## TASK DESCRIPTION
Locate each line below that includes "connection" and reproduce it.

## RECORD LIST
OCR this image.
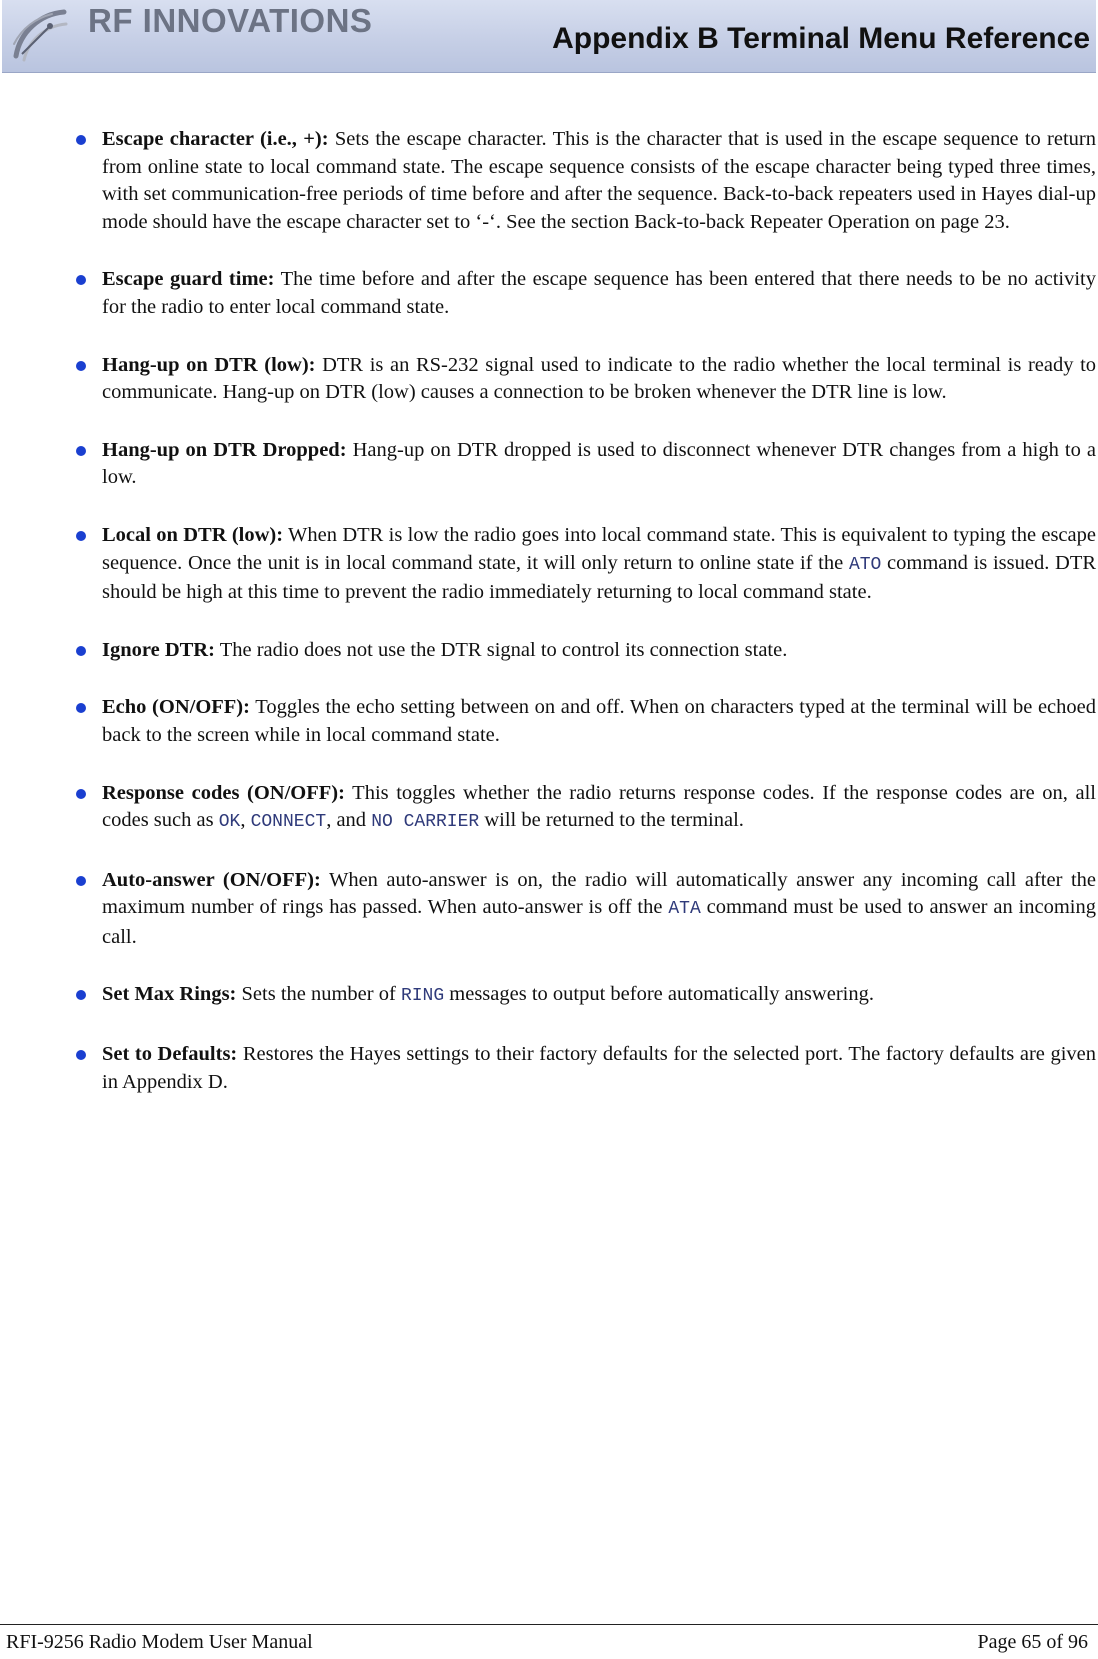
RF INNOVATIONS	Appendix B Terminal Menu Reference

Escape character (i.e., +): Sets the escape character. This is the character that is used in the escape sequence to return from online state to local command state. The escape sequence consists of the escape character being typed three times, with set communication-free periods of time before and after the sequence. Back-to-back repeaters used in Hayes dial-up mode should have the escape character set to ‘-‘. See the section Back-to-back Repeater Operation on page 23.

Escape guard time: The time before and after the escape sequence has been entered that there needs to be no activity for the radio to enter local command state.

Hang-up on DTR (low): DTR is an RS-232 signal used to indicate to the radio whether the local terminal is ready to communicate. Hang-up on DTR (low) causes a connection to be broken whenever the DTR line is low.

Hang-up on DTR Dropped: Hang-up on DTR dropped is used to disconnect whenever DTR changes from a high to a low.

Local on DTR (low): When DTR is low the radio goes into local command state. This is equivalent to typing the escape sequence. Once the unit is in local command state, it will only return to online state if the ATO command is issued. DTR should be high at this time to prevent the radio immediately returning to local command state.

Ignore DTR: The radio does not use the DTR signal to control its connection state.

Echo (ON/OFF): Toggles the echo setting between on and off. When on characters typed at the terminal will be echoed back to the screen while in local command state.

Response codes (ON/OFF): This toggles whether the radio returns response codes. If the response codes are on, all codes such as OK, CONNECT, and NO CARRIER will be returned to the terminal.

Auto-answer (ON/OFF): When auto-answer is on, the radio will automatically answer any incoming call after the maximum number of rings has passed. When auto-answer is off the ATA command must be used to answer an incoming call.

Set Max Rings: Sets the number of RING messages to output before automatically answering.

Set to Defaults: Restores the Hayes settings to their factory defaults for the selected port. The factory defaults are given in Appendix D.

RFI-9256 Radio Modem User Manual	Page 65 of 96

## ANSWER BELOW
Hang-up on DTR (low): DTR is an RS-232 signal used to indicate to the radio whether the local terminal is ready to communicate. Hang-up on DTR (low) causes a connection to be broken whenever the DTR line is low.
Ignore DTR: The radio does not use the DTR signal to control its connection state.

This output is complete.